WRITTEN INSTRUCTION: Omit all images, then return the remaining material exactly as it stands.

LISTED RECORDS:
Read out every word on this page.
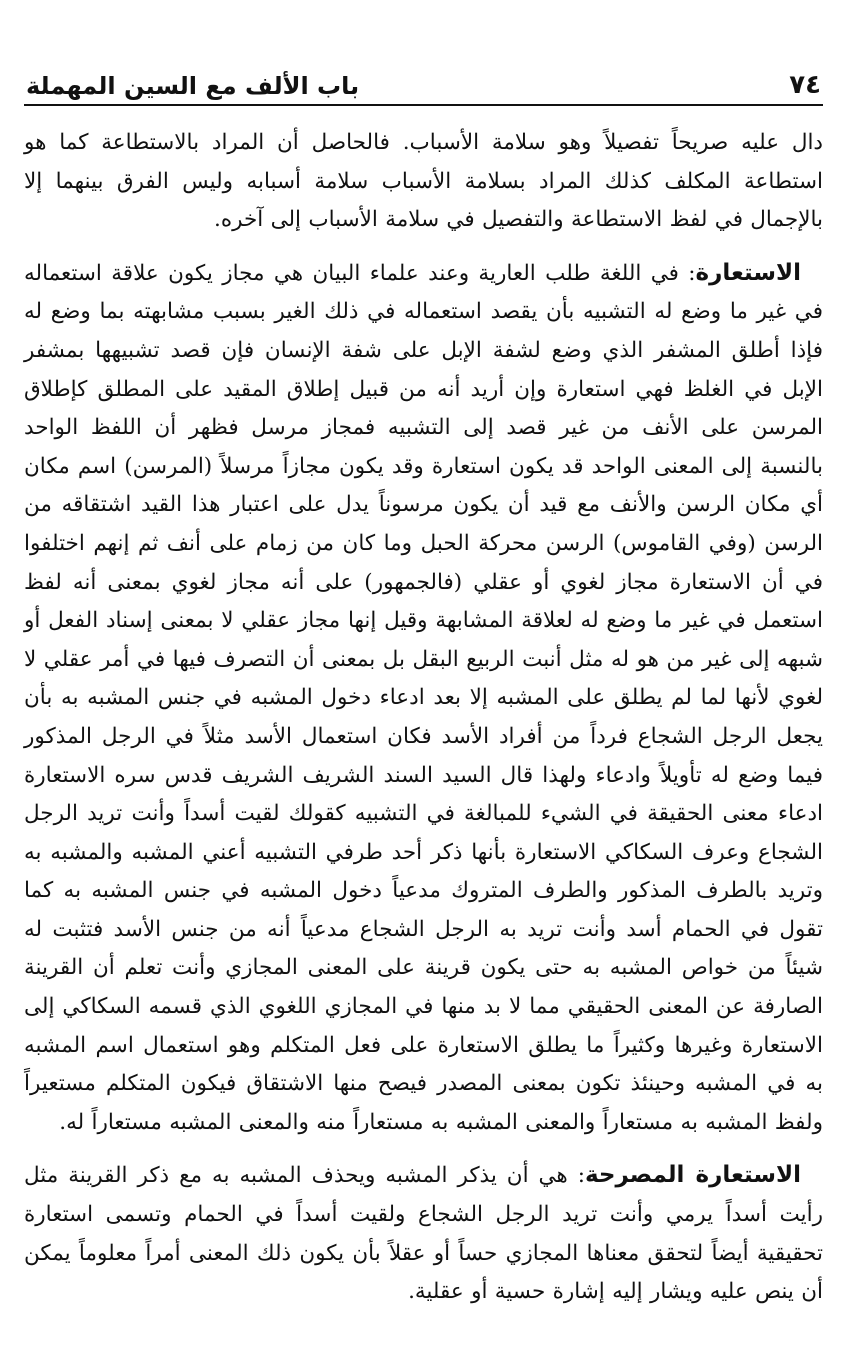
٧٤
باب الألف مع السين المهملة

دال عليه صريحاً تفصيلاً وهو سلامة الأسباب. فالحاصل أن المراد بالاستطاعة كما هو استطاعة المكلف كذلك المراد بسلامة الأسباب سلامة أسبابه وليس الفرق بينهما إلا بالإجمال في لفظ الاستطاعة والتفصيل في سلامة الأسباب إلى آخره.

الاستعارة: في اللغة طلب العارية وعند علماء البيان هي مجاز يكون علاقة استعماله في غير ما وضع له التشبيه بأن يقصد استعماله في ذلك الغير بسبب مشابهته بما وضع له فإذا أطلق المشفر الذي وضع لشفة الإبل على شفة الإنسان فإن قصد تشبيهها بمشفر الإبل في الغلظ فهي استعارة وإن أريد أنه من قبيل إطلاق المقيد على المطلق كإطلاق المرسن على الأنف من غير قصد إلى التشبيه فمجاز مرسل فظهر أن اللفظ الواحد بالنسبة إلى المعنى الواحد قد يكون استعارة وقد يكون مجازاً مرسلاً (المرسن) اسم مكان أي مكان الرسن والأنف مع قيد أن يكون مرسوناً يدل على اعتبار هذا القيد اشتقاقه من الرسن (وفي القاموس) الرسن محركة الحبل وما كان من زمام على أنف ثم إنهم اختلفوا في أن الاستعارة مجاز لغوي أو عقلي (فالجمهور) على أنه مجاز لغوي بمعنى أنه لفظ استعمل في غير ما وضع له لعلاقة المشابهة وقيل إنها مجاز عقلي لا بمعنى إسناد الفعل أو شبهه إلى غير من هو له مثل أنبت الربيع البقل بل بمعنى أن التصرف فيها في أمر عقلي لا لغوي لأنها لما لم يطلق على المشبه إلا بعد ادعاء دخول المشبه في جنس المشبه به بأن يجعل الرجل الشجاع فرداً من أفراد الأسد فكان استعمال الأسد مثلاً في الرجل المذكور فيما وضع له تأويلاً وادعاء ولهذا قال السيد السند الشريف الشريف قدس سره الاستعارة ادعاء معنى الحقيقة في الشيء للمبالغة في التشبيه كقولك لقيت أسداً وأنت تريد الرجل الشجاع وعرف السكاكي الاستعارة بأنها ذكر أحد طرفي التشبيه أعني المشبه والمشبه به وتريد بالطرف المذكور والطرف المتروك مدعياً دخول المشبه في جنس المشبه به كما تقول في الحمام أسد وأنت تريد به الرجل الشجاع مدعياً أنه من جنس الأسد فتثبت له شيئاً من خواص المشبه به حتى يكون قرينة على المعنى المجازي وأنت تعلم أن القرينة الصارفة عن المعنى الحقيقي مما لا بد منها في المجازي اللغوي الذي قسمه السكاكي إلى الاستعارة وغيرها وكثيراً ما يطلق الاستعارة على فعل المتكلم وهو استعمال اسم المشبه به في المشبه وحينئذ تكون بمعنى المصدر فيصح منها الاشتقاق فيكون المتكلم مستعيراً ولفظ المشبه به مستعاراً والمعنى المشبه به مستعاراً منه والمعنى المشبه مستعاراً له.

الاستعارة المصرحة: هي أن يذكر المشبه ويحذف المشبه به مع ذكر القرينة مثل رأيت أسداً يرمي وأنت تريد الرجل الشجاع ولقيت أسداً في الحمام وتسمى استعارة تحقيقية أيضاً لتحقق معناها المجازي حساً أو عقلاً بأن يكون ذلك المعنى أمراً معلوماً يمكن أن ينص عليه ويشار إليه إشارة حسية أو عقلية.
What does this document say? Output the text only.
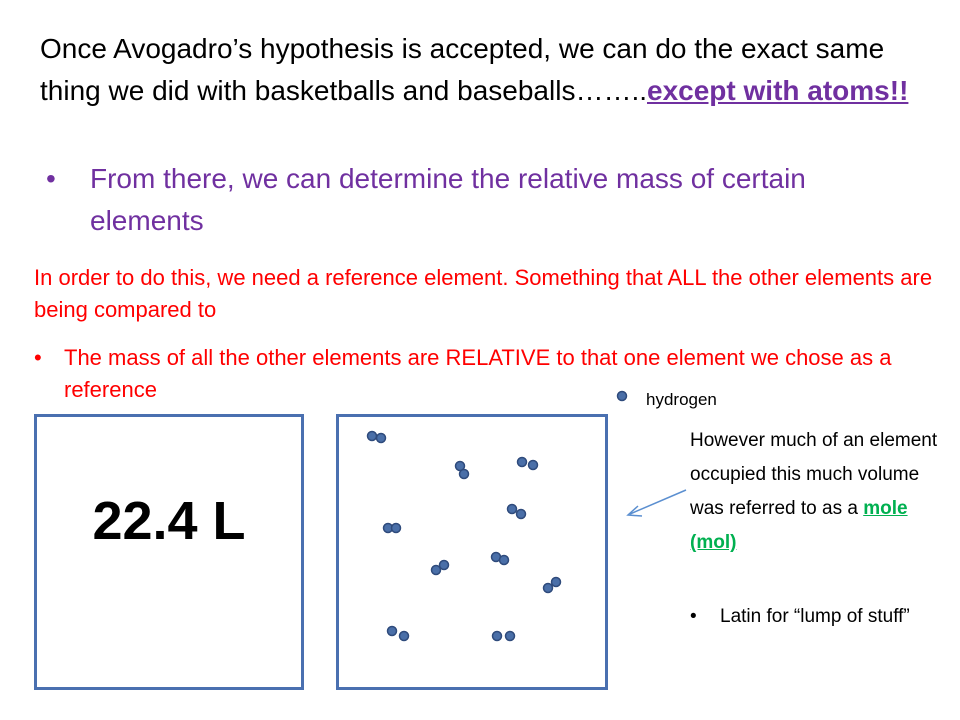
Once Avogadro’s hypothesis is accepted, we can do the exact same thing we did with basketballs and baseballs……..except with atoms!!
• From there, we can determine the relative mass of certain elements
In order to do this, we need a reference element. Something that ALL the other elements are being compared to
• The mass of all the other elements are RELATIVE to that one element we chose as a reference
22.4 L
hydrogen
However much of an element occupied this much volume was referred to as a mole (mol)
• Latin for “lump of stuff”
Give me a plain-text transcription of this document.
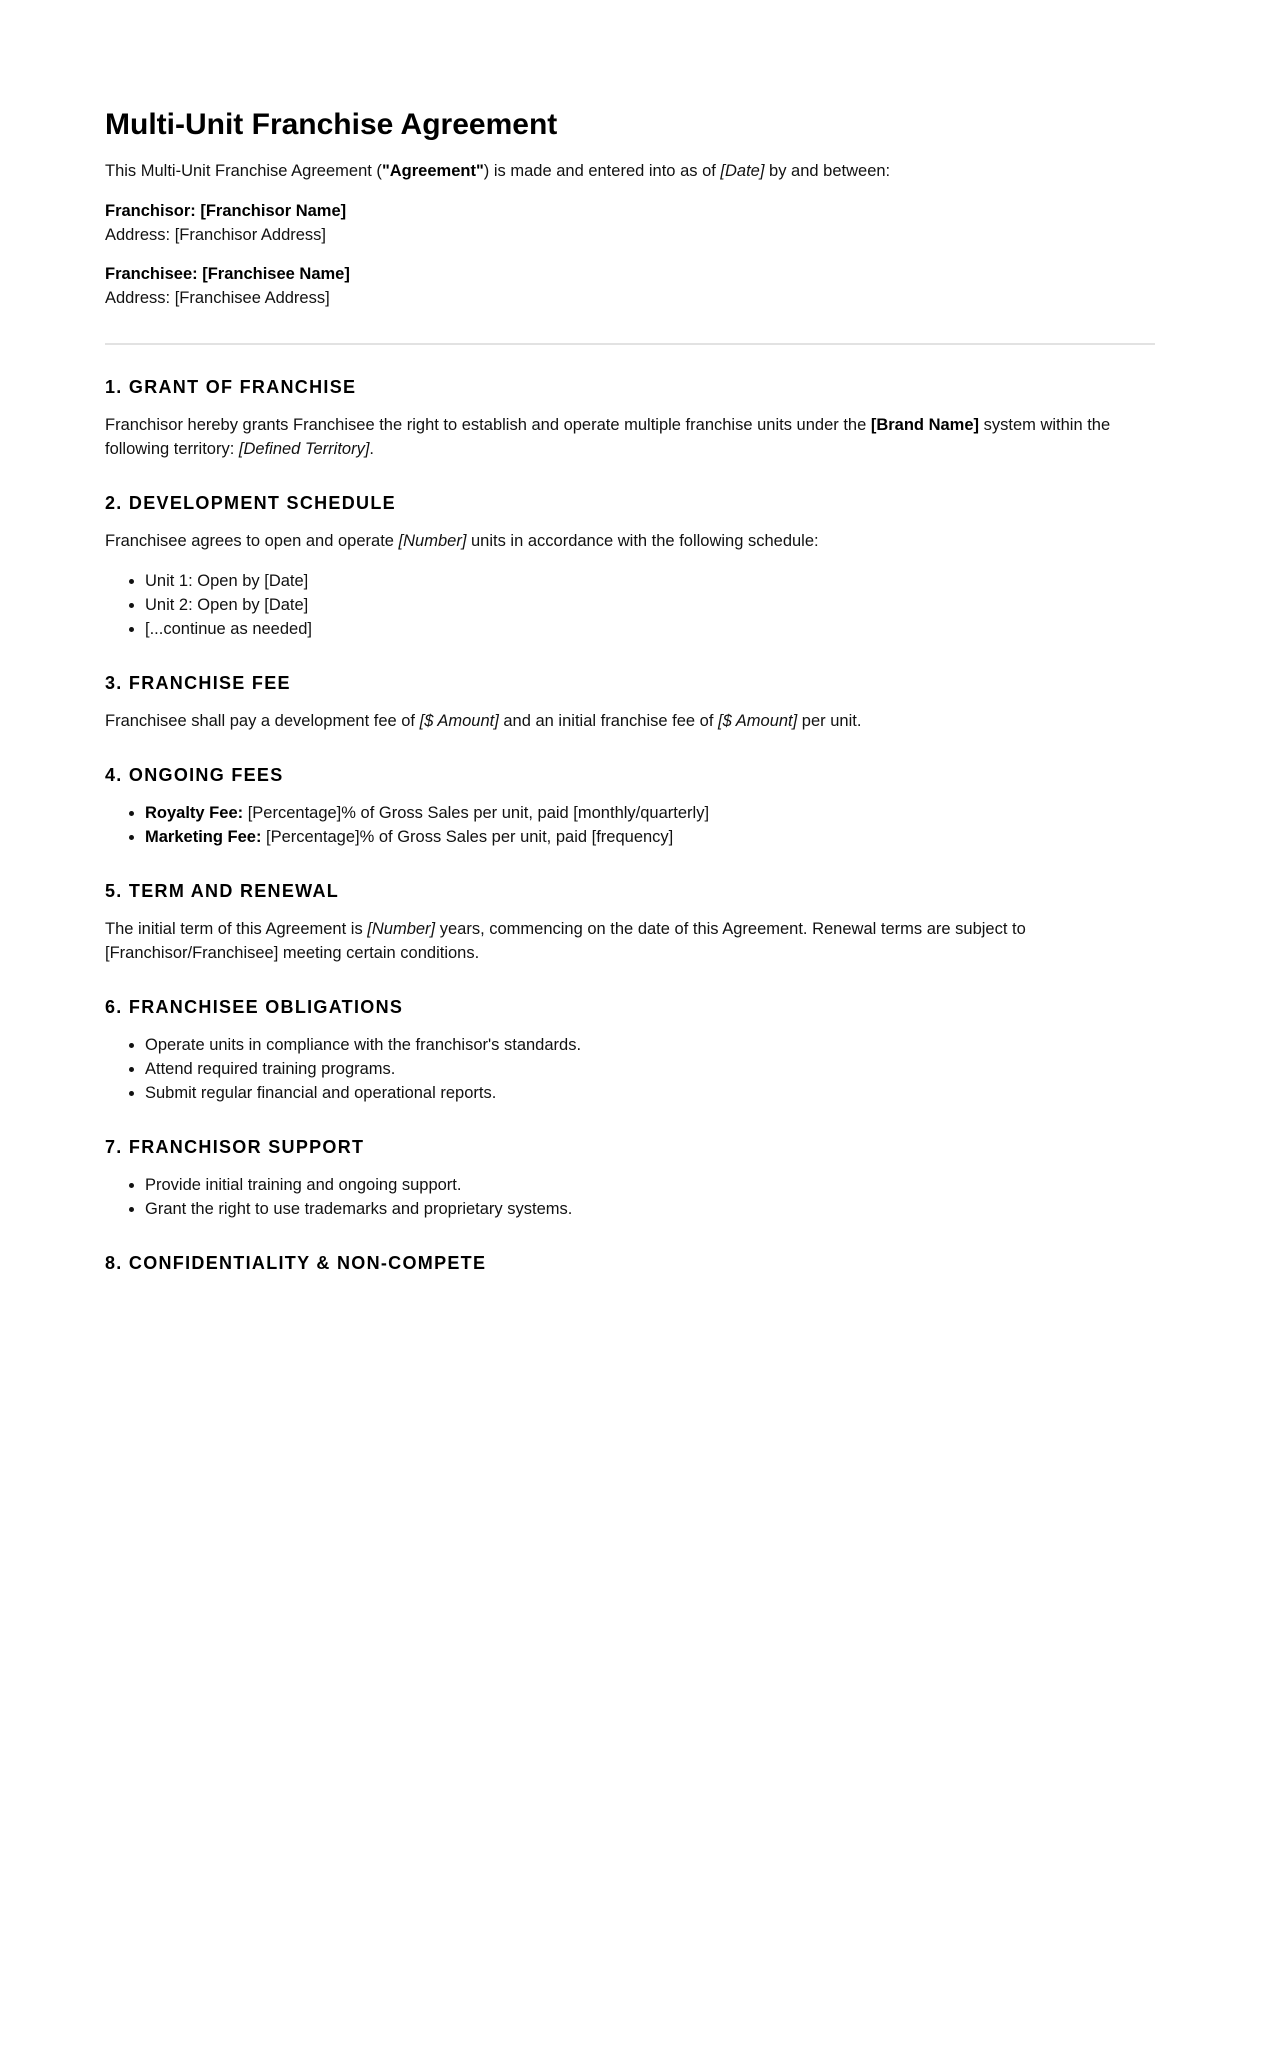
Multi-Unit Franchise Agreement

This Multi-Unit Franchise Agreement ("Agreement") is made and entered into as of [Date] by and between:

Franchisor: [Franchisor Name]
Address: [Franchisor Address]
Franchisee: [Franchisee Name]
Address: [Franchisee Address]
1. GRANT OF FRANCHISE

Franchisor hereby grants Franchisee the right to establish and operate multiple franchise units under the [Brand Name] system within the following territory: [Defined Territory].

2. DEVELOPMENT SCHEDULE

Franchisee agrees to open and operate [Number] units in accordance with the following schedule:

• Unit 1: Open by [Date]
• Unit 2: Open by [Date]
• [...continue as needed]
3. FRANCHISE FEE

Franchisee shall pay a development fee of [$ Amount] and an initial franchise fee of [$ Amount] per unit.

4. ONGOING FEES
• Royalty Fee: [Percentage]% of Gross Sales per unit, paid [monthly/quarterly]
• Marketing Fee: [Percentage]% of Gross Sales per unit, paid [frequency]
5. TERM AND RENEWAL

The initial term of this Agreement is [Number] years, commencing on the date of this Agreement. Renewal terms are subject to
[Franchisor/Franchisee] meeting certain conditions.

6. FRANCHISEE OBLIGATIONS
• Operate units in compliance with the franchisor's standards.
• Attend required training programs.
• Submit regular financial and operational reports.
7. FRANCHISOR SUPPORT
• Provide initial training and ongoing support.
• Grant the right to use trademarks and proprietary systems.
8. CONFIDENTIALITY & NON-COMPETE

WORKED SOLUTION:
Read out every word on this page.
٧٤
باب الألف مع السين المهملة

دال عليه صريحاً تفصيلاً وهو سلامة الأسباب. فالحاصل أن المراد بالاستطاعة كما هو استطاعة المكلف كذلك المراد بسلامة الأسباب سلامة أسبابه وليس الفرق بينهما إلا بالإجمال في لفظ الاستطاعة والتفصيل في سلامة الأسباب إلى آخره.

الاستعارة: في اللغة طلب العارية وعند علماء البيان هي مجاز يكون علاقة استعماله في غير ما وضع له التشبيه بأن يقصد استعماله في ذلك الغير بسبب مشابهته بما وضع له فإذا أطلق المشفر الذي وضع لشفة الإبل على شفة الإنسان فإن قصد تشبيهها بمشفر الإبل في الغلظ فهي استعارة وإن أريد أنه من قبيل إطلاق المقيد على المطلق كإطلاق المرسن على الأنف من غير قصد إلى التشبيه فمجاز مرسل فظهر أن اللفظ الواحد بالنسبة إلى المعنى الواحد قد يكون استعارة وقد يكون مجازاً مرسلاً (المرسن) اسم مكان أي مكان الرسن والأنف مع قيد أن يكون مرسوناً يدل على اعتبار هذا القيد اشتقاقه من الرسن (وفي القاموس) الرسن محركة الحبل وما كان من زمام على أنف ثم إنهم اختلفوا في أن الاستعارة مجاز لغوي أو عقلي (فالجمهور) على أنه مجاز لغوي بمعنى أنه لفظ استعمل في غير ما وضع له لعلاقة المشابهة وقيل إنها مجاز عقلي لا بمعنى إسناد الفعل أو شبهه إلى غير من هو له مثل أنبت الربيع البقل بل بمعنى أن التصرف فيها في أمر عقلي لا لغوي لأنها لما لم يطلق على المشبه إلا بعد ادعاء دخول المشبه في جنس المشبه به بأن يجعل الرجل الشجاع فرداً من أفراد الأسد فكان استعمال الأسد مثلاً في الرجل المذكور فيما وضع له تأويلاً وادعاء ولهذا قال السيد السند الشريف الشريف قدس سره الاستعارة ادعاء معنى الحقيقة في الشيء للمبالغة في التشبيه كقولك لقيت أسداً وأنت تريد الرجل الشجاع وعرف السكاكي الاستعارة بأنها ذكر أحد طرفي التشبيه أعني المشبه والمشبه به وتريد بالطرف المذكور والطرف المتروك مدعياً دخول المشبه في جنس المشبه به كما تقول في الحمام أسد وأنت تريد به الرجل الشجاع مدعياً أنه من جنس الأسد فتثبت له شيئاً من خواص المشبه به حتى يكون قرينة على المعنى المجازي وأنت تعلم أن القرينة الصارفة عن المعنى الحقيقي مما لا بد منها في المجازي اللغوي الذي قسمه السكاكي إلى الاستعارة وغيرها وكثيراً ما يطلق الاستعارة على فعل المتكلم وهو استعمال اسم المشبه به في المشبه وحينئذ تكون بمعنى المصدر فيصح منها الاشتقاق فيكون المتكلم مستعيراً ولفظ المشبه به مستعاراً والمعنى المشبه به مستعاراً منه والمعنى المشبه مستعاراً له.

الاستعارة المصرحة: هي أن يذكر المشبه ويحذف المشبه به مع ذكر القرينة مثل رأيت أسداً يرمي وأنت تريد الرجل الشجاع ولقيت أسداً في الحمام وتسمى استعارة تحقيقية أيضاً لتحقق معناها المجازي حساً أو عقلاً بأن يكون ذلك المعنى أمراً معلوماً يمكن أن ينص عليه ويشار إليه إشارة حسية أو عقلية.
What does this document say? Output the text only.
Once Avogadro’s hypothesis is accepted, we can do the exact same thing we did with basketballs and baseballs……..except with atoms!!
• From there, we can determine the relative mass of certain elements
In order to do this, we need a reference element. Something that ALL the other elements are being compared to
• The mass of all the other elements are RELATIVE to that one element we chose as a reference
22.4 L
hydrogen
However much of an element occupied this much volume was referred to as a mole (mol)
• Latin for “lump of stuff”
Give me a plain-text transcription of this document.
Multi-Unit Franchise Agreement

This Multi-Unit Franchise Agreement ("Agreement") is made and entered into as of [Date] by and between:

Franchisor: [Franchisor Name]
Address: [Franchisor Address]
Franchisee: [Franchisee Name]
Address: [Franchisee Address]
1. GRANT OF FRANCHISE

Franchisor hereby grants Franchisee the right to establish and operate multiple franchise units under the [Brand Name] system within the following territory: [Defined Territory].

2. DEVELOPMENT SCHEDULE

Franchisee agrees to open and operate [Number] units in accordance with the following schedule:

• Unit 1: Open by [Date]
• Unit 2: Open by [Date]
• [...continue as needed]
3. FRANCHISE FEE

Franchisee shall pay a development fee of [$ Amount] and an initial franchise fee of [$ Amount] per unit.

4. ONGOING FEES
• Royalty Fee: [Percentage]% of Gross Sales per unit, paid [monthly/quarterly]
• Marketing Fee: [Percentage]% of Gross Sales per unit, paid [frequency]
5. TERM AND RENEWAL

The initial term of this Agreement is [Number] years, commencing on the date of this Agreement. Renewal terms are subject to
[Franchisor/Franchisee] meeting certain conditions.

6. FRANCHISEE OBLIGATIONS
• Operate units in compliance with the franchisor's standards.
• Attend required training programs.
• Submit regular financial and operational reports.
7. FRANCHISOR SUPPORT
• Provide initial training and ongoing support.
• Grant the right to use trademarks and proprietary systems.
8. CONFIDENTIALITY & NON-COMPETE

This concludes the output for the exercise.